[PROBLEM DETAILS]:
Copy out the records precisely, omitting pictures.

[DATA RECORDS]:
━━━
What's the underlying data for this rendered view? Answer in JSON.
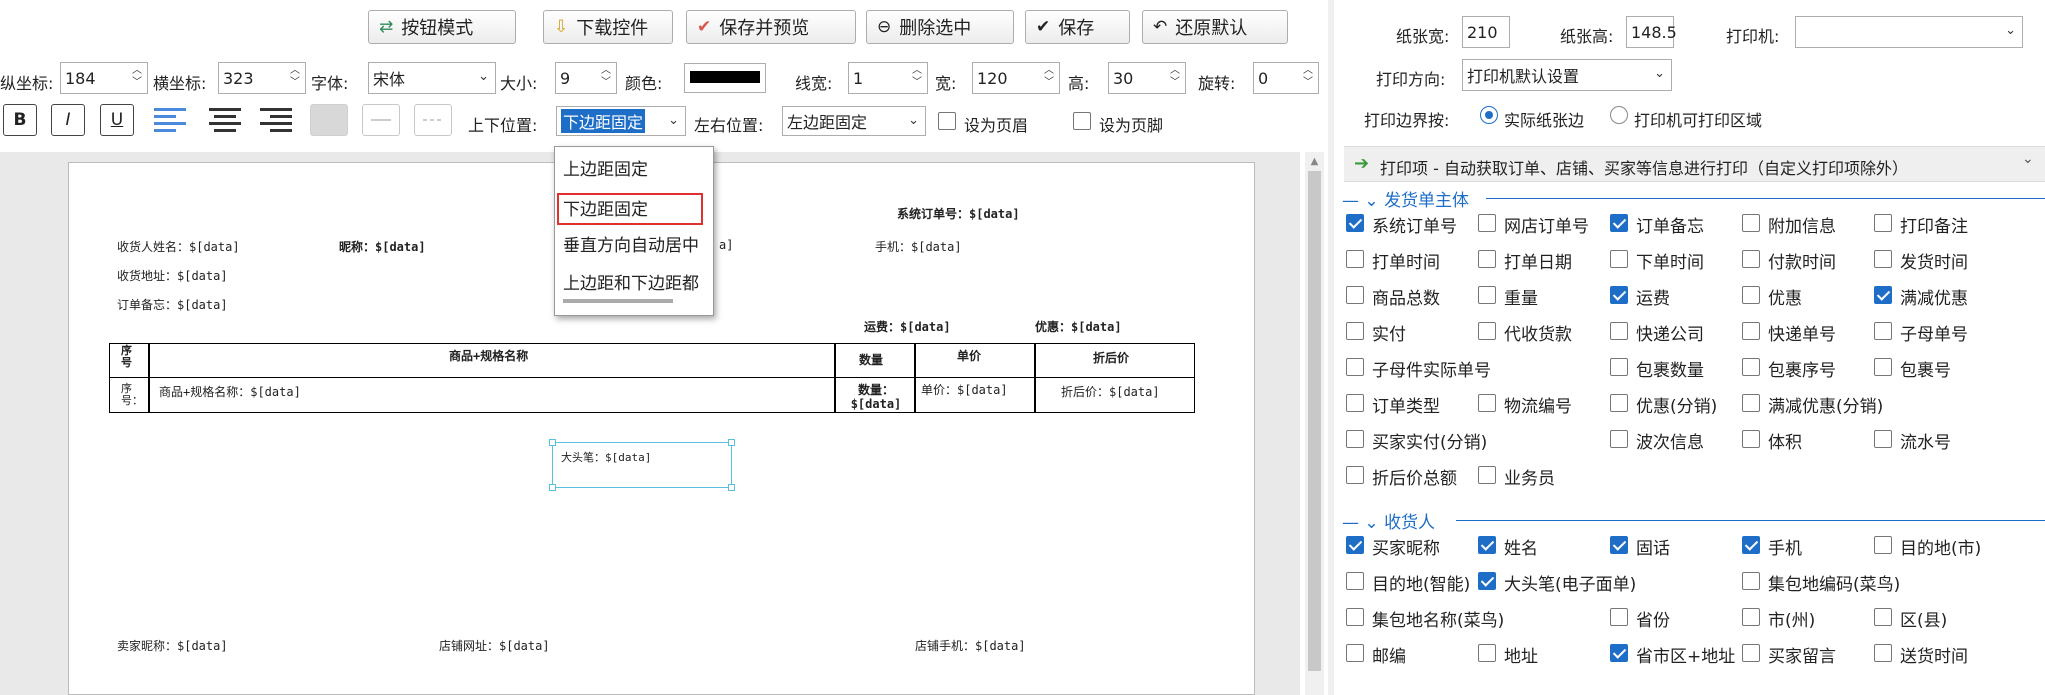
{
  "toolbar": {
    "buttons": [
      {
        "icon": "⇄",
        "label": "按钮模式"
      },
      {
        "icon": "⇩",
        "label": "下载控件"
      },
      {
        "icon": "✔",
        "label": "保存并预览"
      },
      {
        "icon": "⊖",
        "label": "删除选中"
      },
      {
        "icon": "✔",
        "label": "保存"
      },
      {
        "icon": "↶",
        "label": "还原默认"
      }
    ]
  },
  "props": {
    "y_label": "纵坐标:",
    "y_value": "184",
    "x_label": "横坐标:",
    "x_value": "323",
    "font_label": "字体:",
    "font_value": "宋体",
    "size_label": "大小:",
    "size_value": "9",
    "color_label": "颜色:",
    "color_value": "#000000",
    "linewidth_label": "线宽:",
    "linewidth_value": "1",
    "width_label": "宽:",
    "width_value": "120",
    "height_label": "高:",
    "height_value": "30",
    "rotate_label": "旋转:",
    "rotate_value": "0",
    "bold": "B",
    "italic": "I",
    "underline": "U",
    "vpos_label": "上下位置:",
    "vpos_value": "下边距固定",
    "hpos_label": "左右位置:",
    "hpos_value": "左边距固定",
    "header_label": "设为页眉",
    "footer_label": "设为页脚"
  },
  "dropdown": {
    "options": [
      "上边距固定",
      "下边距固定",
      "垂直方向自动居中",
      "上边距和下边距都"
    ],
    "selected_index": 1
  },
  "paper": {
    "order_no": "系统订单号：$[data]",
    "receiver_name": "收货人姓名：$[data]",
    "nickname": "昵称：$[data]",
    "nickname_tail": "a]",
    "phone": "手机：$[data]",
    "address": "收货地址：$[data]",
    "order_memo": "订单备忘：$[data]",
    "freight": "运费：$[data]",
    "discount": "优惠：$[data]",
    "table_headers": [
      "序号",
      "商品+规格名称",
      "数量",
      "单价",
      "折后价"
    ],
    "table_row": [
      "序号：",
      "商品+规格名称：$[data]",
      "数量：$[data]",
      "单价：$[data]",
      "折后价：$[data]"
    ],
    "big_pen": "大头笔：$[data]",
    "seller_nick": "卖家昵称：$[data]",
    "shop_url": "店铺网址：$[data]",
    "shop_phone": "店铺手机：$[data]"
  },
  "settings": {
    "paper_width_label": "纸张宽:",
    "paper_width": "210",
    "paper_height_label": "纸张高:",
    "paper_height": "148.5",
    "printer_label": "打印机:",
    "printer_value": "",
    "orientation_label": "打印方向:",
    "orientation_value": "打印机默认设置",
    "border_label": "打印边界按:",
    "border_opt1": "实际纸张边",
    "border_opt2": "打印机可打印区域",
    "print_items_header": "打印项 - 自动获取订单、店铺、买家等信息进行打印（自定义打印项除外）"
  },
  "sections": [
    {
      "title": "发货单主体",
      "rows": [
        [
          {
            "label": "系统订单号",
            "checked": true
          },
          {
            "label": "网店订单号",
            "checked": false
          },
          {
            "label": "订单备忘",
            "checked": true
          },
          {
            "label": "附加信息",
            "checked": false
          },
          {
            "label": "打印备注",
            "checked": false
          }
        ],
        [
          {
            "label": "打单时间",
            "checked": false
          },
          {
            "label": "打单日期",
            "checked": false
          },
          {
            "label": "下单时间",
            "checked": false
          },
          {
            "label": "付款时间",
            "checked": false
          },
          {
            "label": "发货时间",
            "checked": false
          }
        ],
        [
          {
            "label": "商品总数",
            "checked": false
          },
          {
            "label": "重量",
            "checked": false
          },
          {
            "label": "运费",
            "checked": true
          },
          {
            "label": "优惠",
            "checked": false
          },
          {
            "label": "满减优惠",
            "checked": true
          }
        ],
        [
          {
            "label": "实付",
            "checked": false
          },
          {
            "label": "代收货款",
            "checked": false
          },
          {
            "label": "快递公司",
            "checked": false
          },
          {
            "label": "快递单号",
            "checked": false
          },
          {
            "label": "子母单号",
            "checked": false
          }
        ],
        [
          {
            "label": "子母件实际单号",
            "checked": false
          },
          null,
          {
            "label": "包裹数量",
            "checked": false
          },
          {
            "label": "包裹序号",
            "checked": false
          },
          {
            "label": "包裹号",
            "checked": false
          }
        ],
        [
          {
            "label": "订单类型",
            "checked": false
          },
          {
            "label": "物流编号",
            "checked": false
          },
          {
            "label": "优惠(分销)",
            "checked": false
          },
          {
            "label": "满减优惠(分销)",
            "checked": false
          },
          null
        ],
        [
          {
            "label": "买家实付(分销)",
            "checked": false
          },
          null,
          {
            "label": "波次信息",
            "checked": false
          },
          {
            "label": "体积",
            "checked": false
          },
          {
            "label": "流水号",
            "checked": false
          }
        ],
        [
          {
            "label": "折后价总额",
            "checked": false
          },
          {
            "label": "业务员",
            "checked": false
          },
          null,
          null,
          null
        ]
      ]
    },
    {
      "title": "收货人",
      "rows": [
        [
          {
            "label": "买家昵称",
            "checked": true
          },
          {
            "label": "姓名",
            "checked": true
          },
          {
            "label": "固话",
            "checked": true
          },
          {
            "label": "手机",
            "checked": true
          },
          {
            "label": "目的地(市)",
            "checked": false
          }
        ],
        [
          {
            "label": "目的地(智能)",
            "checked": false
          },
          {
            "label": "大头笔(电子面单)",
            "checked": true
          },
          null,
          {
            "label": "集包地编码(菜鸟)",
            "checked": false
          },
          null
        ],
        [
          {
            "label": "集包地名称(菜鸟)",
            "checked": false
          },
          null,
          {
            "label": "省份",
            "checked": false
          },
          {
            "label": "市(州)",
            "checked": false
          },
          {
            "label": "区(县)",
            "checked": false
          }
        ],
        [
          {
            "label": "邮编",
            "checked": false
          },
          {
            "label": "地址",
            "checked": false
          },
          {
            "label": "省市区+地址",
            "checked": true
          },
          {
            "label": "买家留言",
            "checked": false
          },
          {
            "label": "送货时间",
            "checked": false
          }
        ]
      ]
    }
  ]
}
━━━
[FULL SOLUTION]:
What's the underlying data for this rendered view? Answer in JSON.
{
  "toolbar": {
    "buttons": [
      {
        "icon": "⇄",
        "label": "按钮模式"
      },
      {
        "icon": "⇩",
        "label": "下载控件"
      },
      {
        "icon": "✔",
        "label": "保存并预览"
      },
      {
        "icon": "⊖",
        "label": "删除选中"
      },
      {
        "icon": "✔",
        "label": "保存"
      },
      {
        "icon": "↶",
        "label": "还原默认"
      }
    ]
  },
  "props": {
    "y_label": "纵坐标:",
    "y_value": "184",
    "x_label": "横坐标:",
    "x_value": "323",
    "font_label": "字体:",
    "font_value": "宋体",
    "size_label": "大小:",
    "size_value": "9",
    "color_label": "颜色:",
    "color_value": "#000000",
    "linewidth_label": "线宽:",
    "linewidth_value": "1",
    "width_label": "宽:",
    "width_value": "120",
    "height_label": "高:",
    "height_value": "30",
    "rotate_label": "旋转:",
    "rotate_value": "0",
    "bold": "B",
    "italic": "I",
    "underline": "U",
    "vpos_label": "上下位置:",
    "vpos_value": "下边距固定",
    "hpos_label": "左右位置:",
    "hpos_value": "左边距固定",
    "header_label": "设为页眉",
    "footer_label": "设为页脚"
  },
  "dropdown": {
    "options": [
      "上边距固定",
      "下边距固定",
      "垂直方向自动居中",
      "上边距和下边距都"
    ],
    "selected_index": 1
  },
  "paper": {
    "order_no": "系统订单号：$[data]",
    "receiver_name": "收货人姓名：$[data]",
    "nickname": "昵称：$[data]",
    "nickname_tail": "a]",
    "phone": "手机：$[data]",
    "address": "收货地址：$[data]",
    "order_memo": "订单备忘：$[data]",
    "freight": "运费：$[data]",
    "discount": "优惠：$[data]",
    "table_headers": [
      "序号",
      "商品+规格名称",
      "数量",
      "单价",
      "折后价"
    ],
    "table_row": [
      "序号：",
      "商品+规格名称：$[data]",
      "数量：$[data]",
      "单价：$[data]",
      "折后价：$[data]"
    ],
    "big_pen": "大头笔：$[data]",
    "seller_nick": "卖家昵称：$[data]",
    "shop_url": "店铺网址：$[data]",
    "shop_phone": "店铺手机：$[data]"
  },
  "settings": {
    "paper_width_label": "纸张宽:",
    "paper_width": "210",
    "paper_height_label": "纸张高:",
    "paper_height": "148.5",
    "printer_label": "打印机:",
    "printer_value": "",
    "orientation_label": "打印方向:",
    "orientation_value": "打印机默认设置",
    "border_label": "打印边界按:",
    "border_opt1": "实际纸张边",
    "border_opt2": "打印机可打印区域",
    "print_items_header": "打印项 - 自动获取订单、店铺、买家等信息进行打印（自定义打印项除外）"
  },
  "sections": [
    {
      "title": "发货单主体",
      "rows": [
        [
          {
            "label": "系统订单号",
            "checked": true
          },
          {
            "label": "网店订单号",
            "checked": false
          },
          {
            "label": "订单备忘",
            "checked": true
          },
          {
            "label": "附加信息",
            "checked": false
          },
          {
            "label": "打印备注",
            "checked": false
          }
        ],
        [
          {
            "label": "打单时间",
            "checked": false
          },
          {
            "label": "打单日期",
            "checked": false
          },
          {
            "label": "下单时间",
            "checked": false
          },
          {
            "label": "付款时间",
            "checked": false
          },
          {
            "label": "发货时间",
            "checked": false
          }
        ],
        [
          {
            "label": "商品总数",
            "checked": false
          },
          {
            "label": "重量",
            "checked": false
          },
          {
            "label": "运费",
            "checked": true
          },
          {
            "label": "优惠",
            "checked": false
          },
          {
            "label": "满减优惠",
            "checked": true
          }
        ],
        [
          {
            "label": "实付",
            "checked": false
          },
          {
            "label": "代收货款",
            "checked": false
          },
          {
            "label": "快递公司",
            "checked": false
          },
          {
            "label": "快递单号",
            "checked": false
          },
          {
            "label": "子母单号",
            "checked": false
          }
        ],
        [
          {
            "label": "子母件实际单号",
            "checked": false
          },
          null,
          {
            "label": "包裹数量",
            "checked": false
          },
          {
            "label": "包裹序号",
            "checked": false
          },
          {
            "label": "包裹号",
            "checked": false
          }
        ],
        [
          {
            "label": "订单类型",
            "checked": false
          },
          {
            "label": "物流编号",
            "checked": false
          },
          {
            "label": "优惠(分销)",
            "checked": false
          },
          {
            "label": "满减优惠(分销)",
            "checked": false
          },
          null
        ],
        [
          {
            "label": "买家实付(分销)",
            "checked": false
          },
          null,
          {
            "label": "波次信息",
            "checked": false
          },
          {
            "label": "体积",
            "checked": false
          },
          {
            "label": "流水号",
            "checked": false
          }
        ],
        [
          {
            "label": "折后价总额",
            "checked": false
          },
          {
            "label": "业务员",
            "checked": false
          },
          null,
          null,
          null
        ]
      ]
    },
    {
      "title": "收货人",
      "rows": [
        [
          {
            "label": "买家昵称",
            "checked": true
          },
          {
            "label": "姓名",
            "checked": true
          },
          {
            "label": "固话",
            "checked": true
          },
          {
            "label": "手机",
            "checked": true
          },
          {
            "label": "目的地(市)",
            "checked": false
          }
        ],
        [
          {
            "label": "目的地(智能)",
            "checked": false
          },
          {
            "label": "大头笔(电子面单)",
            "checked": true
          },
          null,
          {
            "label": "集包地编码(菜鸟)",
            "checked": false
          },
          null
        ],
        [
          {
            "label": "集包地名称(菜鸟)",
            "checked": false
          },
          null,
          {
            "label": "省份",
            "checked": false
          },
          {
            "label": "市(州)",
            "checked": false
          },
          {
            "label": "区(县)",
            "checked": false
          }
        ],
        [
          {
            "label": "邮编",
            "checked": false
          },
          {
            "label": "地址",
            "checked": false
          },
          {
            "label": "省市区+地址",
            "checked": true
          },
          {
            "label": "买家留言",
            "checked": false
          },
          {
            "label": "送货时间",
            "checked": false
          }
        ]
      ]
    }
  ]
}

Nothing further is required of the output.